------ Provided information ------
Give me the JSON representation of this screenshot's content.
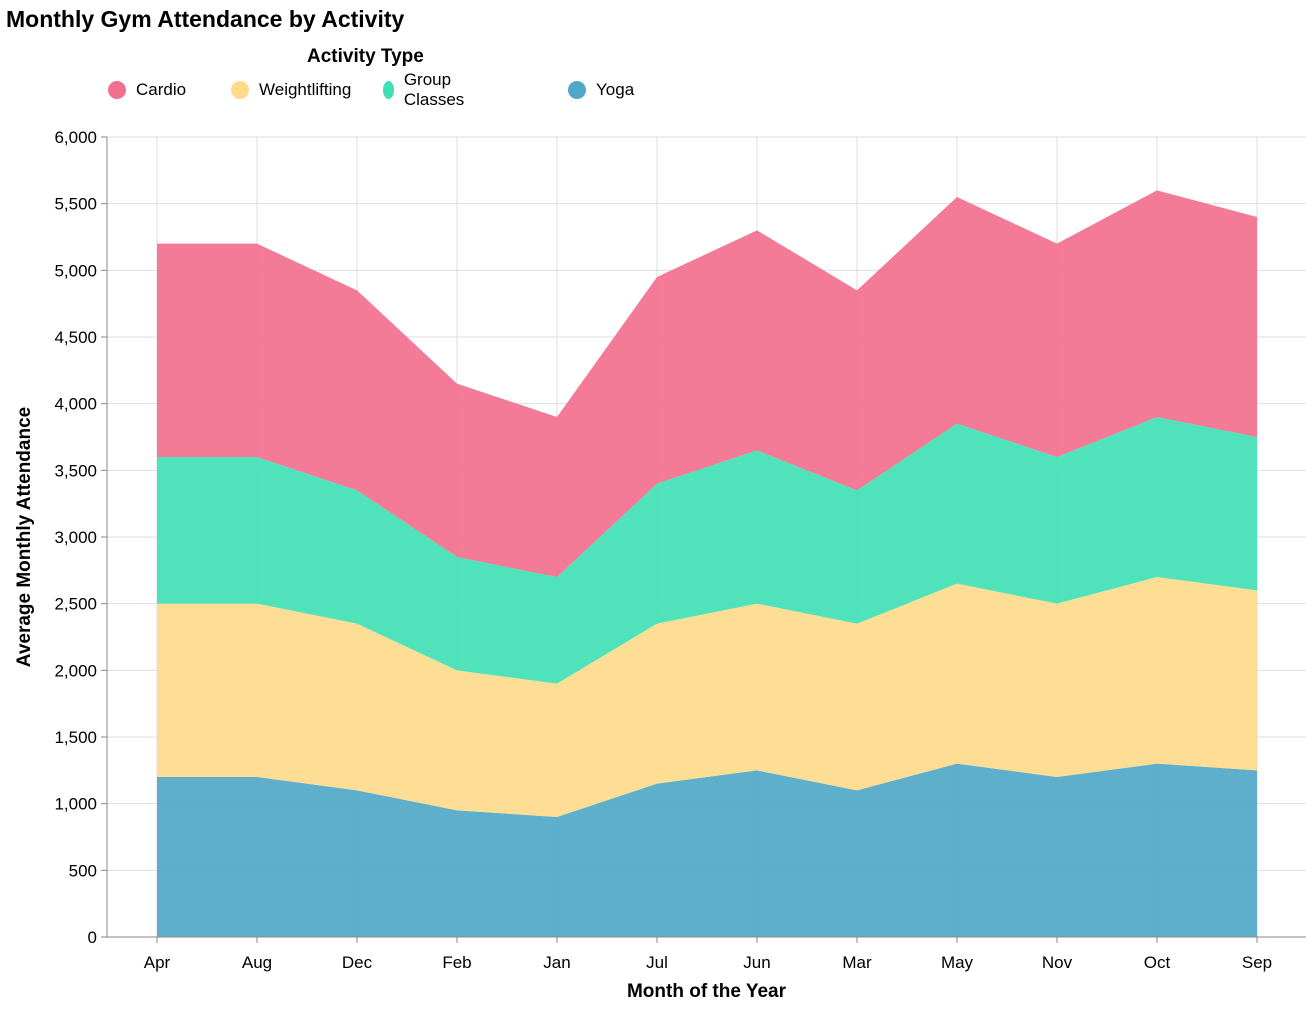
{
  "chart_data": {
    "type": "area",
    "stacked": true,
    "title": "Monthly Gym Attendance by Activity",
    "xlabel": "Month of the Year",
    "ylabel": "Average Monthly Attendance",
    "ylim": [
      0,
      6000
    ],
    "yticks": [
      0,
      500,
      1000,
      1500,
      2000,
      2500,
      3000,
      3500,
      4000,
      4500,
      5000,
      5500,
      6000
    ],
    "ytick_labels": [
      "0",
      "500",
      "1,000",
      "1,500",
      "2,000",
      "2,500",
      "3,000",
      "3,500",
      "4,000",
      "4,500",
      "5,000",
      "5,500",
      "6,000"
    ],
    "grid": true,
    "legend_title": "Activity Type",
    "legend_position": "top",
    "categories": [
      "Apr",
      "Aug",
      "Dec",
      "Feb",
      "Jan",
      "Jul",
      "Jun",
      "Mar",
      "May",
      "Nov",
      "Oct",
      "Sep"
    ],
    "series": [
      {
        "name": "Yoga",
        "color": "#4fa8c8",
        "values": [
          1200,
          1200,
          1100,
          950,
          900,
          1150,
          1250,
          1100,
          1300,
          1200,
          1300,
          1250
        ]
      },
      {
        "name": "Weightlifting",
        "color": "#fedb8b",
        "values": [
          1300,
          1300,
          1250,
          1050,
          1000,
          1200,
          1250,
          1250,
          1350,
          1300,
          1400,
          1350
        ]
      },
      {
        "name": "Group Classes",
        "color": "#40dfb5",
        "values": [
          1100,
          1100,
          1000,
          850,
          800,
          1050,
          1150,
          1000,
          1200,
          1100,
          1200,
          1150
        ]
      },
      {
        "name": "Cardio",
        "color": "#f2708e",
        "values": [
          1600,
          1600,
          1500,
          1300,
          1200,
          1550,
          1650,
          1500,
          1700,
          1600,
          1700,
          1650
        ]
      }
    ],
    "legend_order": [
      "Cardio",
      "Weightlifting",
      "Group Classes",
      "Yoga"
    ]
  }
}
------
• Challenge: Only the number is required: the count of lines containing the word "color".

• Task response: 4